#### JOB
Collect from the data below each line with "Changes".

#### DATASET RECORDS

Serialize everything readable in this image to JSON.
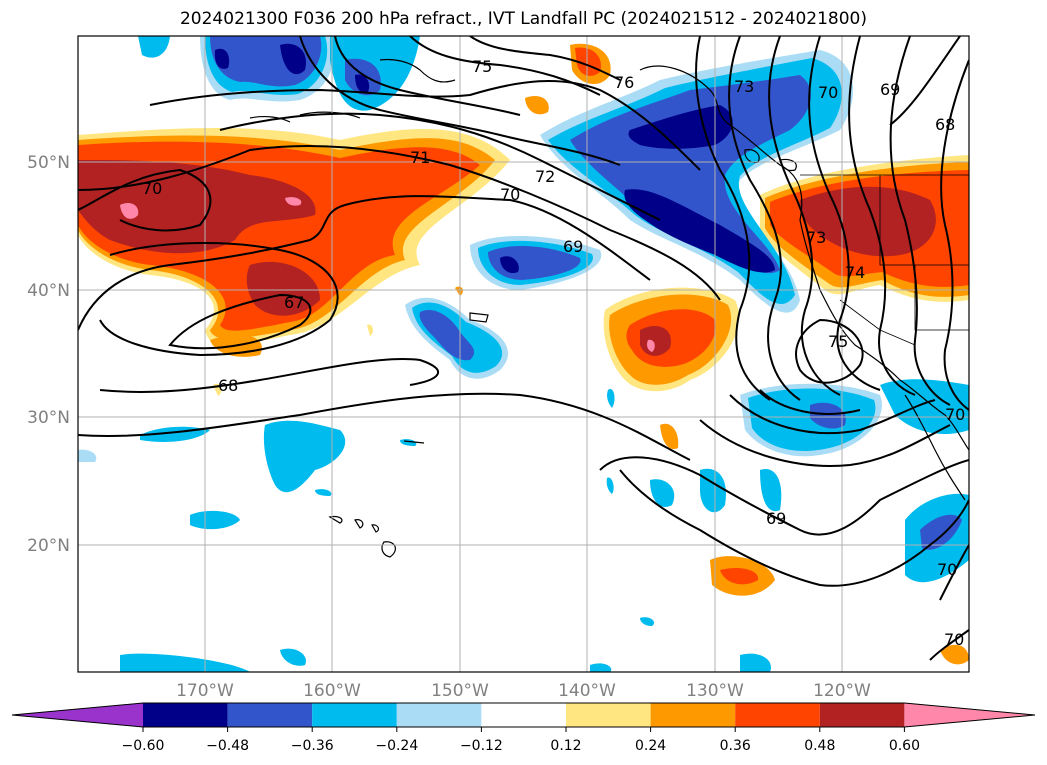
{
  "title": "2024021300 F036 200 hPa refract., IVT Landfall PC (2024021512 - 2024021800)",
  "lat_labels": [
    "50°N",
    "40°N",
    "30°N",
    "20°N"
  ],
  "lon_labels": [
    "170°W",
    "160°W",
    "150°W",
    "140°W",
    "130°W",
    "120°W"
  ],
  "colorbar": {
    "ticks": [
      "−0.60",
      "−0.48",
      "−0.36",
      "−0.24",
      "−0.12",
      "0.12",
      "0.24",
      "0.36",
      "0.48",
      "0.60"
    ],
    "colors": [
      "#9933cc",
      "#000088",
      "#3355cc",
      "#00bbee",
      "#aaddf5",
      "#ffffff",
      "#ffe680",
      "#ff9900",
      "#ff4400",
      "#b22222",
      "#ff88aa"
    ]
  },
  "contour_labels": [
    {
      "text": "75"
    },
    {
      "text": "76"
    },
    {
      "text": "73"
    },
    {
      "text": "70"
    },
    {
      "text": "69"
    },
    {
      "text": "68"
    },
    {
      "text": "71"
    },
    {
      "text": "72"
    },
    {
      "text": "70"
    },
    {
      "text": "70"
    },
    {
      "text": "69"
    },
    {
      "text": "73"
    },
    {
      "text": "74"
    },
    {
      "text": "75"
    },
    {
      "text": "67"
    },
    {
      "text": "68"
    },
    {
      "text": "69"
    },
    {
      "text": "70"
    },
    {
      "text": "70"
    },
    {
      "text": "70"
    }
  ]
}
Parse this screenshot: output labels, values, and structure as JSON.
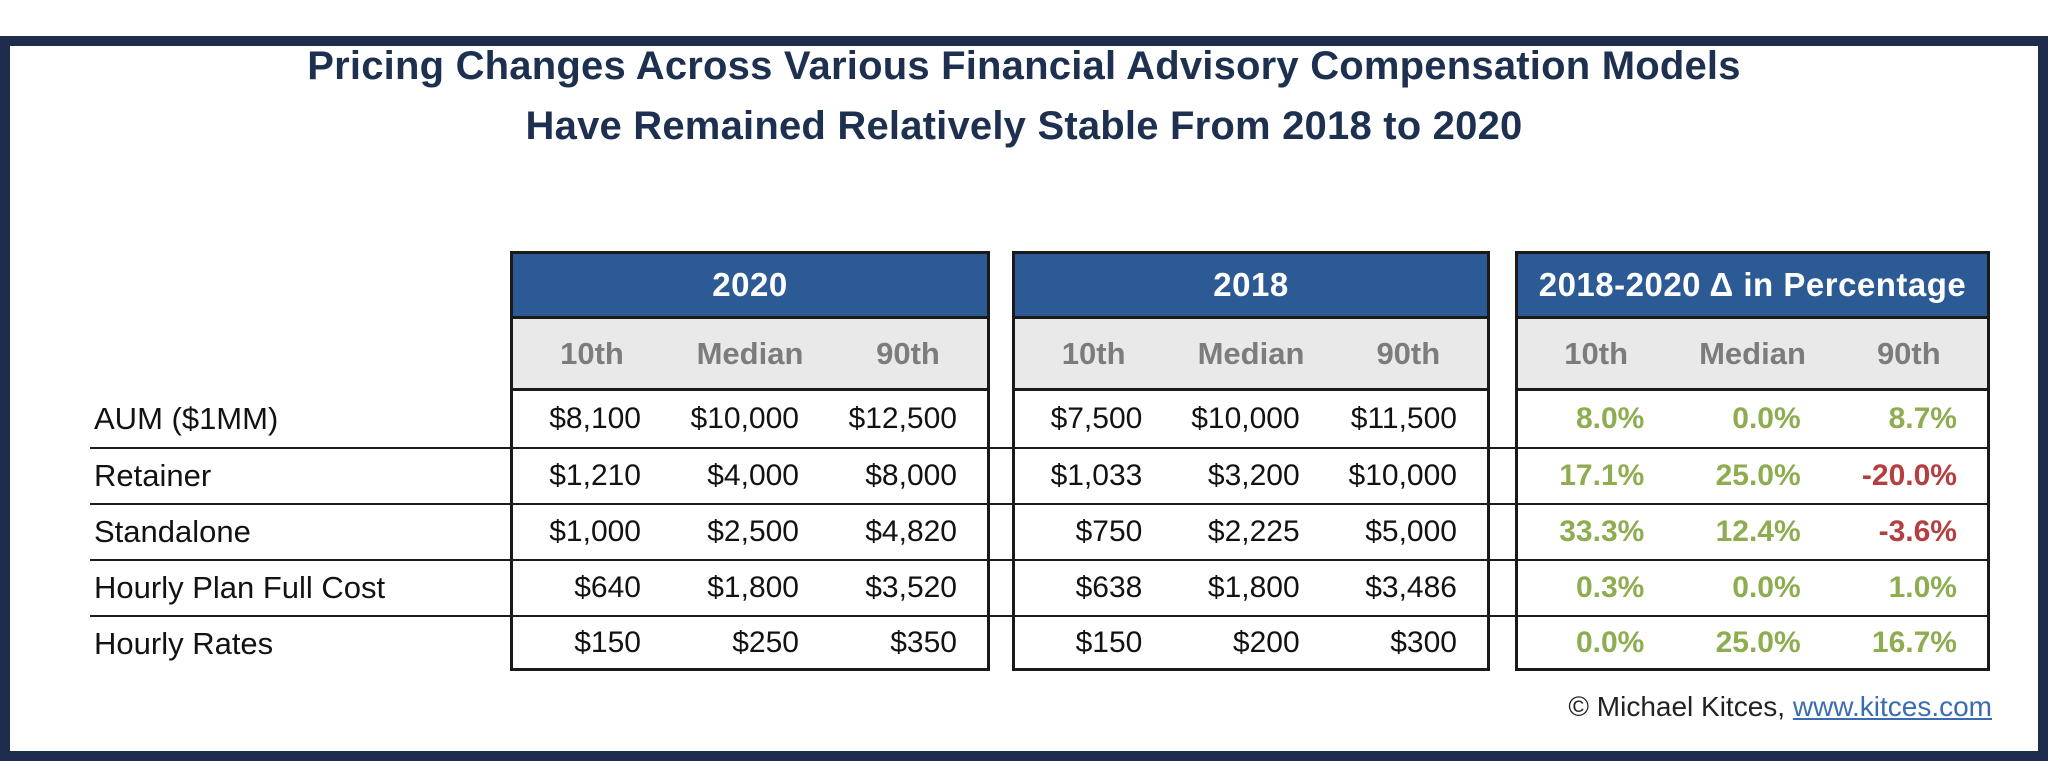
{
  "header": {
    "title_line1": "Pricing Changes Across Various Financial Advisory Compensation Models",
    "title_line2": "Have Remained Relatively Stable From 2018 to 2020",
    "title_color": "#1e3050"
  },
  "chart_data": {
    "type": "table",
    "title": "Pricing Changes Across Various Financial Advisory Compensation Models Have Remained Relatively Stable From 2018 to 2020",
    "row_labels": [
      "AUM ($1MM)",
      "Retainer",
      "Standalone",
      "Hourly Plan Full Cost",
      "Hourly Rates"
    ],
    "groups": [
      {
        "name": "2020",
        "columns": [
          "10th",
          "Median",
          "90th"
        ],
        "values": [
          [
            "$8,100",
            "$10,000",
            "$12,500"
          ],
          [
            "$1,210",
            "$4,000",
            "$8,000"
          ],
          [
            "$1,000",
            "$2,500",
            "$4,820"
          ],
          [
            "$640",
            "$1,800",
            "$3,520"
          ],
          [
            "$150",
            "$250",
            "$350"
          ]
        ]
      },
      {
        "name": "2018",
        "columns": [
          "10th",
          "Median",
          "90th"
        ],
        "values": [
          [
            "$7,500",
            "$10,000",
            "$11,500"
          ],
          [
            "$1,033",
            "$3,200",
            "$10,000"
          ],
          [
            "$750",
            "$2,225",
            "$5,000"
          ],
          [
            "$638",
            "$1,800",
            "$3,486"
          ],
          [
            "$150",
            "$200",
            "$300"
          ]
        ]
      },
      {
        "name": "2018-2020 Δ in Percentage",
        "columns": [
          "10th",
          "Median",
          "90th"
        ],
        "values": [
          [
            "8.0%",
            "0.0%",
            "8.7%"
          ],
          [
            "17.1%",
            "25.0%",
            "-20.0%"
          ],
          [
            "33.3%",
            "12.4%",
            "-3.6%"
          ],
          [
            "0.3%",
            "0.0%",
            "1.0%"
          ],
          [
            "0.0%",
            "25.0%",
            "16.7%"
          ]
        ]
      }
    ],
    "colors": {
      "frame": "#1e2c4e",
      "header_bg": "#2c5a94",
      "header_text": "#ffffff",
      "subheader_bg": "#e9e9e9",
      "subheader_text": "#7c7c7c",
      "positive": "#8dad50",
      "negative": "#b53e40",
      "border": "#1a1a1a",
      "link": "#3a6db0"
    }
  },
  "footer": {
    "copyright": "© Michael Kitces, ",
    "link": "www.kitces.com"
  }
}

#### WORKED ANSWER
    "title_line1": "Pricing Changes Across Various Financial Advisory Compensation Models",
    "title": "Pricing Changes Across Various Financial Advisory Compensation Models Have Remained Relatively Stable From 2018 to 2020",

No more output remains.